GIVEN INSTRUCTION -> Extract every line of the material that holds the string "Nasdaq".
____ SUPPLIED INFORMATION
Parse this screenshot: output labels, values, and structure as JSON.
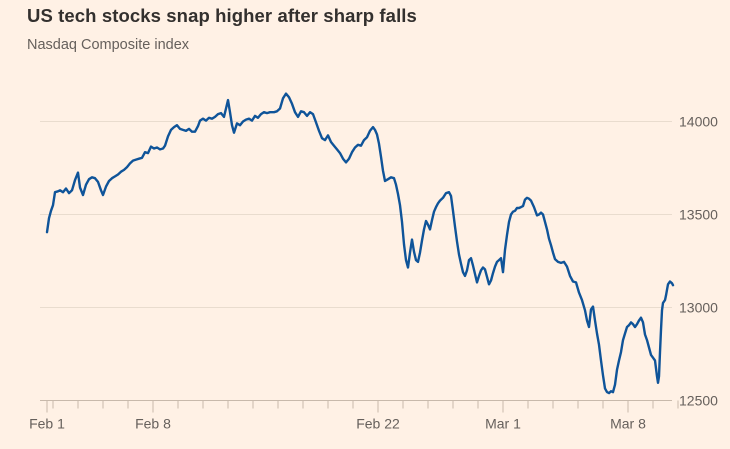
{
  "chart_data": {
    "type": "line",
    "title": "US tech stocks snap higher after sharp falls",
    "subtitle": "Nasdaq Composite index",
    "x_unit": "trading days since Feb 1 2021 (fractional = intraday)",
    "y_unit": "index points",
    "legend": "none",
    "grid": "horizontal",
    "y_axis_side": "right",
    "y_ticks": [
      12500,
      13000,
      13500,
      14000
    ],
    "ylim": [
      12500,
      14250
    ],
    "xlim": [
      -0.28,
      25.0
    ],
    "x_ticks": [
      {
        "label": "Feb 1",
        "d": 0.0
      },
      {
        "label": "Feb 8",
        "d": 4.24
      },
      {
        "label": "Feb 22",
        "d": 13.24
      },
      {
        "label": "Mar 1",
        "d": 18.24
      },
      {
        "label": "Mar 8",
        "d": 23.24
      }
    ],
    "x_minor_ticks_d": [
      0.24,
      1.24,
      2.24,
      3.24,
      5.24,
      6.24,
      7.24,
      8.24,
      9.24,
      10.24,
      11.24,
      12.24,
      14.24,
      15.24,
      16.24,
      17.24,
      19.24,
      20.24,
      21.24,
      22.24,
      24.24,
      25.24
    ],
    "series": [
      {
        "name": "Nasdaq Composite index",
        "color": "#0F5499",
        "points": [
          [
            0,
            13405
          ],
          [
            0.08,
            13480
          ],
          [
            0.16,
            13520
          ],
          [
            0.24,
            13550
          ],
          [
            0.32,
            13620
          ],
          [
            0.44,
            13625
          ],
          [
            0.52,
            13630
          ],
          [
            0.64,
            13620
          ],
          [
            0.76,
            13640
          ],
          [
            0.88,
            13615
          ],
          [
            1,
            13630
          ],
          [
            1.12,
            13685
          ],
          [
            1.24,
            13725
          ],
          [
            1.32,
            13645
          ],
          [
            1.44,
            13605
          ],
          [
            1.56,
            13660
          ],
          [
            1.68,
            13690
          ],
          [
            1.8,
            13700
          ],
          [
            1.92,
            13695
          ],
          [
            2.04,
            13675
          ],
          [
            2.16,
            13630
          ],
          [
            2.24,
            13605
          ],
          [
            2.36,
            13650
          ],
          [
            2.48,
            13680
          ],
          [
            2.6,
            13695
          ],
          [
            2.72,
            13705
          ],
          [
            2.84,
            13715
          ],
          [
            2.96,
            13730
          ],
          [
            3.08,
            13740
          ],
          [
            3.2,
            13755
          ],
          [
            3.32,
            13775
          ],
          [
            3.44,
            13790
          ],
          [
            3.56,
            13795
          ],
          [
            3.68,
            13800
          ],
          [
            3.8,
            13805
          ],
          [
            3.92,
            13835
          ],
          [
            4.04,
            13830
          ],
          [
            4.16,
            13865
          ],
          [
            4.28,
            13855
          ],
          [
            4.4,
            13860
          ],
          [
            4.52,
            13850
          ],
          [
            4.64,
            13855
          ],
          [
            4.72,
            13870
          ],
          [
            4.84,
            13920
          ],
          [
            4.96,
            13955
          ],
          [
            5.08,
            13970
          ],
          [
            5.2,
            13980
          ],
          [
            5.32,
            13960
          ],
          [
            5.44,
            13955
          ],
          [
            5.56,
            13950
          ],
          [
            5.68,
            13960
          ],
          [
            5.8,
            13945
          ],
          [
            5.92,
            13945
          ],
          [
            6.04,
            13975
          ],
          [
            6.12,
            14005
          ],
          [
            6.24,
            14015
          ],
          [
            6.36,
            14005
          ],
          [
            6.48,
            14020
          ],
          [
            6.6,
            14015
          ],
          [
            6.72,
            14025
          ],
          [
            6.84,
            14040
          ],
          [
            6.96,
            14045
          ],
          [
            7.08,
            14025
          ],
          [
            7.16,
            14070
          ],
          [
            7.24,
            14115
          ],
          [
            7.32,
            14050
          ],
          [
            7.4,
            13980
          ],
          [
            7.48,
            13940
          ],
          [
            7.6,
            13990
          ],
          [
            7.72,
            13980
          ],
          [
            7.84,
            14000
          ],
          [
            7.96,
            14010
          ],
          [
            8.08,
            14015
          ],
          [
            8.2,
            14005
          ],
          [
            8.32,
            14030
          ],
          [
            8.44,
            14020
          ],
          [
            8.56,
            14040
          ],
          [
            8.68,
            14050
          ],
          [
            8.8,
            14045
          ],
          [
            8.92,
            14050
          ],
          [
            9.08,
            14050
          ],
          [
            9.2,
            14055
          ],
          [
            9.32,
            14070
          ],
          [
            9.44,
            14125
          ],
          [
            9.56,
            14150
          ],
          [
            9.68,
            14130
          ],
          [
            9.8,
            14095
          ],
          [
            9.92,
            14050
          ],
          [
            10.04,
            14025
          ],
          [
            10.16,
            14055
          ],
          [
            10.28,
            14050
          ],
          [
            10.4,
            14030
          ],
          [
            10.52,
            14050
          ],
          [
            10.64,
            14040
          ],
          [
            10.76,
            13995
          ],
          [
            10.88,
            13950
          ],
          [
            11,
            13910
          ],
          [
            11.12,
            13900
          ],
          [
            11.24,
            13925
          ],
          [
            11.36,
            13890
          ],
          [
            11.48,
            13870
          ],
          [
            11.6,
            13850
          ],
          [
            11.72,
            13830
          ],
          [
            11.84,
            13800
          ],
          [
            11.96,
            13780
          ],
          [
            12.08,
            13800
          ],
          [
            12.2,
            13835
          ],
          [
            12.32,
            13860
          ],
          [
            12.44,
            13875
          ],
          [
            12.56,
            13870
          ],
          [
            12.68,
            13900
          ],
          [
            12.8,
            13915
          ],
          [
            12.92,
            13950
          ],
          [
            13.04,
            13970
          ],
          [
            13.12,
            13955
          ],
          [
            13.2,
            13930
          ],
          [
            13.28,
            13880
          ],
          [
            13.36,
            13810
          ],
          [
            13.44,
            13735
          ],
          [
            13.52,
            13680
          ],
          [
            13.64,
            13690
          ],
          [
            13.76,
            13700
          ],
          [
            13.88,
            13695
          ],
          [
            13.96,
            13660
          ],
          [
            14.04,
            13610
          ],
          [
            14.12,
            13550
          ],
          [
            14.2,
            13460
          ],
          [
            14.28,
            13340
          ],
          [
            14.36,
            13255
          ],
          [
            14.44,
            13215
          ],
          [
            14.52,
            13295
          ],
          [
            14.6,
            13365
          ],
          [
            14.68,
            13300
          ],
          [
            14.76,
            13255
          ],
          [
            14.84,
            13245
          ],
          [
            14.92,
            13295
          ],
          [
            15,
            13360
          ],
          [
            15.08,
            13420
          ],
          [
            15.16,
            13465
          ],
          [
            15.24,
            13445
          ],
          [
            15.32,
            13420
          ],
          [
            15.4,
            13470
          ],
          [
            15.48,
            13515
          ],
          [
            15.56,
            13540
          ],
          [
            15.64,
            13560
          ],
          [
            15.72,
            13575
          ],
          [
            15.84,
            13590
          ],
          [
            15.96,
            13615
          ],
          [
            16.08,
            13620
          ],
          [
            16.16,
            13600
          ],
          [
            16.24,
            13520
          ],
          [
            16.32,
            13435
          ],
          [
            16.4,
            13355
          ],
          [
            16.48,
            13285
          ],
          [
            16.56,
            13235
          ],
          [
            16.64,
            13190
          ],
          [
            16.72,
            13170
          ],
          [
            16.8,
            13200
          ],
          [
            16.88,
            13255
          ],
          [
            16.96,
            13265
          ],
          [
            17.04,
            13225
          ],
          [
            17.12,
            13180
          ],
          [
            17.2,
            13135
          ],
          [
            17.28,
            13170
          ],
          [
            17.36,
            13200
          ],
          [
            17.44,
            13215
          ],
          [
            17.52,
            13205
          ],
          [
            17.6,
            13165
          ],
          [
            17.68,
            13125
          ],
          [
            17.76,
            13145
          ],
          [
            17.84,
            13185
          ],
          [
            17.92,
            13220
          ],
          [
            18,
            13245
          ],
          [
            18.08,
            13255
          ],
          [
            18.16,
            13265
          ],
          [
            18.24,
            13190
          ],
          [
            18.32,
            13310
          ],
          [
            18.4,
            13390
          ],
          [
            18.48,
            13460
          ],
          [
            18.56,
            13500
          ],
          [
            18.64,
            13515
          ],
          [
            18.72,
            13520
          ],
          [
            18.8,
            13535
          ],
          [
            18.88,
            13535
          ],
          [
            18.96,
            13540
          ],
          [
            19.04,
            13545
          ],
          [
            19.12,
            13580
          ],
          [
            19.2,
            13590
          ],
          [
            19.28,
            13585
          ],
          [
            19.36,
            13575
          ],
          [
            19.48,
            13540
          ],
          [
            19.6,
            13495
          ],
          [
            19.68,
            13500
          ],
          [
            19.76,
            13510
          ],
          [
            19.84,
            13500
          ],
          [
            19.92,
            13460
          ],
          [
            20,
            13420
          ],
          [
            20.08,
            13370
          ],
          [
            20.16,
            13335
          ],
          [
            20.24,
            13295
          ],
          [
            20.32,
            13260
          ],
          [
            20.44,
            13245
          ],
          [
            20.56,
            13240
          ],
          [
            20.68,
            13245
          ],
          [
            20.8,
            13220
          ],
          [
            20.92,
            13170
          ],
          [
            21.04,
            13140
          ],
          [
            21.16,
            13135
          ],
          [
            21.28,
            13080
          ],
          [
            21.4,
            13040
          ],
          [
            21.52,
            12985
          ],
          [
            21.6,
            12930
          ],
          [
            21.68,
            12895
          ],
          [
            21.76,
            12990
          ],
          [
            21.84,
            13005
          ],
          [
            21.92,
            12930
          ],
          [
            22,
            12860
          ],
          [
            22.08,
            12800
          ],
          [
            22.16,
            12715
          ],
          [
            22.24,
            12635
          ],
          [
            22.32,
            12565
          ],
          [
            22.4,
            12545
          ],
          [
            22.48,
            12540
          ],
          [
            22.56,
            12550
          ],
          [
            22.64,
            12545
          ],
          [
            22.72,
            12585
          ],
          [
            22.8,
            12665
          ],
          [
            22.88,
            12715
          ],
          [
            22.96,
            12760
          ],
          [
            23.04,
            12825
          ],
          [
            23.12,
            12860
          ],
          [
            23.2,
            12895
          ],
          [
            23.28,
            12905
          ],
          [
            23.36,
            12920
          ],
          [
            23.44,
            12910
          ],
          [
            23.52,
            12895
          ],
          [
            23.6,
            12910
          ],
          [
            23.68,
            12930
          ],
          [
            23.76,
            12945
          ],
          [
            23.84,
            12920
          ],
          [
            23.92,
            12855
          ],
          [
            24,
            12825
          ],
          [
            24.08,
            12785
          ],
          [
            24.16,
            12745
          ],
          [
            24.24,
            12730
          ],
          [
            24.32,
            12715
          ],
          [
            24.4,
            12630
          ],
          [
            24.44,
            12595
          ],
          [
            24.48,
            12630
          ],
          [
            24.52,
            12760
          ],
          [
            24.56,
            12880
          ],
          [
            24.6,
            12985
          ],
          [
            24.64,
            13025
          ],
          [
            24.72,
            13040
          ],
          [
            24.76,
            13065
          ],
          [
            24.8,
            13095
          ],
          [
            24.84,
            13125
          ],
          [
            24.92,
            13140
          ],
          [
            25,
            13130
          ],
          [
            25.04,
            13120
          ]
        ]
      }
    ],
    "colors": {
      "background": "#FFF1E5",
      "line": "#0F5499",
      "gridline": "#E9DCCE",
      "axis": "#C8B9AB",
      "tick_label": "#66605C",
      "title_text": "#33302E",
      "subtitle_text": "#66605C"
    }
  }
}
________
ANSWER TO THIS EXERCISE ->
    "subtitle": "Nasdaq Composite index",
        "name": "Nasdaq Composite index",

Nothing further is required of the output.